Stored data

◆ ◆ ◆ ◆ ◆

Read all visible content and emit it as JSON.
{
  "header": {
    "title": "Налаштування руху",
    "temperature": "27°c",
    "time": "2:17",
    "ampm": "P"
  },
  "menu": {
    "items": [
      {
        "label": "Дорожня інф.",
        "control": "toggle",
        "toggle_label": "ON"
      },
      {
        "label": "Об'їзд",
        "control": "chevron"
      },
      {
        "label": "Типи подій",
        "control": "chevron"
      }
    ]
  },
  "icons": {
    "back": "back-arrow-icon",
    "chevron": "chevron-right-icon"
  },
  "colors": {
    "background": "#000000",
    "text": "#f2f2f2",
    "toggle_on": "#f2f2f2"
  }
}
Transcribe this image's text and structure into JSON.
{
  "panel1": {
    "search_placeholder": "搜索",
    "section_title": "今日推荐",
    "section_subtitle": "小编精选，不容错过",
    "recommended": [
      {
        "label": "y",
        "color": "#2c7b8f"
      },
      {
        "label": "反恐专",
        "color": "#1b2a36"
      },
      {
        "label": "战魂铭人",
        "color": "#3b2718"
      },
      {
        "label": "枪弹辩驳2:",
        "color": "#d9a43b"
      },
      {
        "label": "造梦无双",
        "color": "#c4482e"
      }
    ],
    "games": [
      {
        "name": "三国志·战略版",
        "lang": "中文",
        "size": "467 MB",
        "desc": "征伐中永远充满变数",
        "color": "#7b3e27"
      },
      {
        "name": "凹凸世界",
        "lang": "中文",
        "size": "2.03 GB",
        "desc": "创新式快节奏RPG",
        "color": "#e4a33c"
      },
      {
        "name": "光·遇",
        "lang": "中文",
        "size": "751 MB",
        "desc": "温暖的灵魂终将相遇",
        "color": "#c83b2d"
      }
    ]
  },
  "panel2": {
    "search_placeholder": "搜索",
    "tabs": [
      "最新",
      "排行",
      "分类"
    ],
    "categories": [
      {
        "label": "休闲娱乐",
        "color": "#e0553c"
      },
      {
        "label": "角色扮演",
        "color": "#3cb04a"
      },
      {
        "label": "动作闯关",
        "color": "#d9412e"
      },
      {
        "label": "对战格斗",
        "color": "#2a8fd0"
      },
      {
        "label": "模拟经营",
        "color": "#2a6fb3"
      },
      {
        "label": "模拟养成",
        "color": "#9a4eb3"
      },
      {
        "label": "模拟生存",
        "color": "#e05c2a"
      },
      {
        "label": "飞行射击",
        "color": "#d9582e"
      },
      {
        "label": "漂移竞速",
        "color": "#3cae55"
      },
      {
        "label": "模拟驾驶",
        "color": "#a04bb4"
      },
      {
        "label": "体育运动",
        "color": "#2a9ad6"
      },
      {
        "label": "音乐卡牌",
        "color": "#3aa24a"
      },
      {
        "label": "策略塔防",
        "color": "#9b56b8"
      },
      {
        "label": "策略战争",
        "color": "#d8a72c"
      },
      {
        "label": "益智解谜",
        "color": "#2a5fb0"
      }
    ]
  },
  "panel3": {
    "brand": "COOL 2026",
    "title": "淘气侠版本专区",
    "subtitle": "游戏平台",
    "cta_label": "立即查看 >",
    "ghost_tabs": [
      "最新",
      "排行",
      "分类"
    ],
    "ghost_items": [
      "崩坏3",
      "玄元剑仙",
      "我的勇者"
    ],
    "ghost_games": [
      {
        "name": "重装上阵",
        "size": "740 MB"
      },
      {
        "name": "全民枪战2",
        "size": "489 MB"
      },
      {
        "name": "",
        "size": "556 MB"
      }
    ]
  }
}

◆ ◆ ◆ ◆ ◆

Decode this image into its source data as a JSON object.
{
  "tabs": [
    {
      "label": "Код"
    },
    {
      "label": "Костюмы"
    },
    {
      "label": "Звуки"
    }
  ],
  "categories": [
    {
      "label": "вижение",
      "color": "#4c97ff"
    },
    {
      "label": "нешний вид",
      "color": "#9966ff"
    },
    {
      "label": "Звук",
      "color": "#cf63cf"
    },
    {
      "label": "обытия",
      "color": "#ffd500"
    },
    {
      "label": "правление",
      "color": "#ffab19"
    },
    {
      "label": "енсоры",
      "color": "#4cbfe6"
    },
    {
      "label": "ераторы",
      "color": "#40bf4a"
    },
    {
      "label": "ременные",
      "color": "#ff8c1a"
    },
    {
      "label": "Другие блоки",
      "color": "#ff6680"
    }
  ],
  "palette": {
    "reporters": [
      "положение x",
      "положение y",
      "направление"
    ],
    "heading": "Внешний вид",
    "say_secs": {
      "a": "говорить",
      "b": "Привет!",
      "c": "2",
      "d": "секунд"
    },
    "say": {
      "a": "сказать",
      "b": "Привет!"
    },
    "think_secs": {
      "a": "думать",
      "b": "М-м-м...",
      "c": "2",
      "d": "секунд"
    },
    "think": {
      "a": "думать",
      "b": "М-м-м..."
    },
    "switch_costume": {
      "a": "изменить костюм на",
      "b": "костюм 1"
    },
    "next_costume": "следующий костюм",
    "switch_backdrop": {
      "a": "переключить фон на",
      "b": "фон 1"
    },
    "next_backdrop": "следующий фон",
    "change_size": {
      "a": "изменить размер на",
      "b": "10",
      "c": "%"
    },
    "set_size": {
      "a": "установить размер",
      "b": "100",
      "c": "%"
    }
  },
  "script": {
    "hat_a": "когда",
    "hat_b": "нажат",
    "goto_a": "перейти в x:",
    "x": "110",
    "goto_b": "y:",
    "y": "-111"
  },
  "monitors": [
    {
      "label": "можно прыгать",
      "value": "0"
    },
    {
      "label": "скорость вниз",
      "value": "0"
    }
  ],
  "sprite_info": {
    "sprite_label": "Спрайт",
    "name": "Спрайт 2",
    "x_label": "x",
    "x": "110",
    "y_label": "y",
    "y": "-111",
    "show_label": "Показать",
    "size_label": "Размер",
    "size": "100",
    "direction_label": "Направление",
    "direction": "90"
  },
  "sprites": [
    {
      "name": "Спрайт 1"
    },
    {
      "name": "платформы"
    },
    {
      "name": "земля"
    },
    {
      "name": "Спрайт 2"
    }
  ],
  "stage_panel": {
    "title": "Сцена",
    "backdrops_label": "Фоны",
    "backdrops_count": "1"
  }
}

◆ ◆ ◆ ◆ ◆

Exercise brief:
Write out every line of the listing that holds the word "into".

Written answer:
Transcribe this image's text and structure into JSON.
Decode this image into its source data as a JSON object.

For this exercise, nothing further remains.